**EXERCISE**
Write out the records below word for word, please.

(Stored records)
————
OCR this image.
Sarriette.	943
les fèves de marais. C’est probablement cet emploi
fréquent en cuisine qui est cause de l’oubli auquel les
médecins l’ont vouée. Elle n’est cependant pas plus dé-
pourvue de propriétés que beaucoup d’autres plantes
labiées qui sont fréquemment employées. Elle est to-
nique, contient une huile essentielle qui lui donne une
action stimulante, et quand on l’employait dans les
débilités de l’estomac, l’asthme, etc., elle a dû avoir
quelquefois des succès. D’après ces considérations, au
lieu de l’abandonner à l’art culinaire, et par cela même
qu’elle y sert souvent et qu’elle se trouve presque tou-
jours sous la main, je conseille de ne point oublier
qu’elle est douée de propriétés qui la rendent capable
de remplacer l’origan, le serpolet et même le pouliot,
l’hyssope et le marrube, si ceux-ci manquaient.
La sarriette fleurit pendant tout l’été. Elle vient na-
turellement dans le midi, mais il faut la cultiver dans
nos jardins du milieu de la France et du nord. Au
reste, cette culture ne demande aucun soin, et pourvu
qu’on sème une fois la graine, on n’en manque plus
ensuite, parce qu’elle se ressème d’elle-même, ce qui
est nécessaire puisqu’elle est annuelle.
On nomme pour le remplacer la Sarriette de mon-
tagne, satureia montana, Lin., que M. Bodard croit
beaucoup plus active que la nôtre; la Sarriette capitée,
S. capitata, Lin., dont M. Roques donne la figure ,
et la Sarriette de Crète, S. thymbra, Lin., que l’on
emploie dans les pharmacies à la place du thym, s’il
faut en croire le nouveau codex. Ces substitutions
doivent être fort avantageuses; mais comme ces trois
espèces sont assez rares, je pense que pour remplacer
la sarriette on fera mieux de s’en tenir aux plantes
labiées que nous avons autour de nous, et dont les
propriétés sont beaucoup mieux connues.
————
**RESPONSE TO THE EXERCISE**
OCR this image.
Sarriette.	943
les fèves de marais. C’est probablement cet emploi
fréquent en cuisine qui est cause de l’oubli auquel les
médecins l’ont vouée. Elle n’est cependant pas plus dé-
pourvue de propriétés que beaucoup d’autres plantes
labiées qui sont fréquemment employées. Elle est to-
nique, contient une huile essentielle qui lui donne une
action stimulante, et quand on l’employait dans les
débilités de l’estomac, l’asthme, etc., elle a dû avoir
quelquefois des succès. D’après ces considérations, au
lieu de l’abandonner à l’art culinaire, et par cela même
qu’elle y sert souvent et qu’elle se trouve presque tou-
jours sous la main, je conseille de ne point oublier
qu’elle est douée de propriétés qui la rendent capable
de remplacer l’origan, le serpolet et même le pouliot,
l’hyssope et le marrube, si ceux-ci manquaient.
La sarriette fleurit pendant tout l’été. Elle vient na-
turellement dans le midi, mais il faut la cultiver dans
nos jardins du milieu de la France et du nord. Au
reste, cette culture ne demande aucun soin, et pourvu
qu’on sème une fois la graine, on n’en manque plus
ensuite, parce qu’elle se ressème d’elle-même, ce qui
est nécessaire puisqu’elle est annuelle.
On nomme pour le remplacer la Sarriette de mon-
tagne, satureia montana, Lin., que M. Bodard croit
beaucoup plus active que la nôtre; la Sarriette capitée,
S. capitata, Lin., dont M. Roques donne la figure ,
et la Sarriette de Crète, S. thymbra, Lin., que l’on
emploie dans les pharmacies à la place du thym, s’il
faut en croire le nouveau codex. Ces substitutions
doivent être fort avantageuses; mais comme ces trois
espèces sont assez rares, je pense que pour remplacer
la sarriette on fera mieux de s’en tenir aux plantes
labiées que nous avons autour de nous, et dont les
propriétés sont beaucoup mieux connues.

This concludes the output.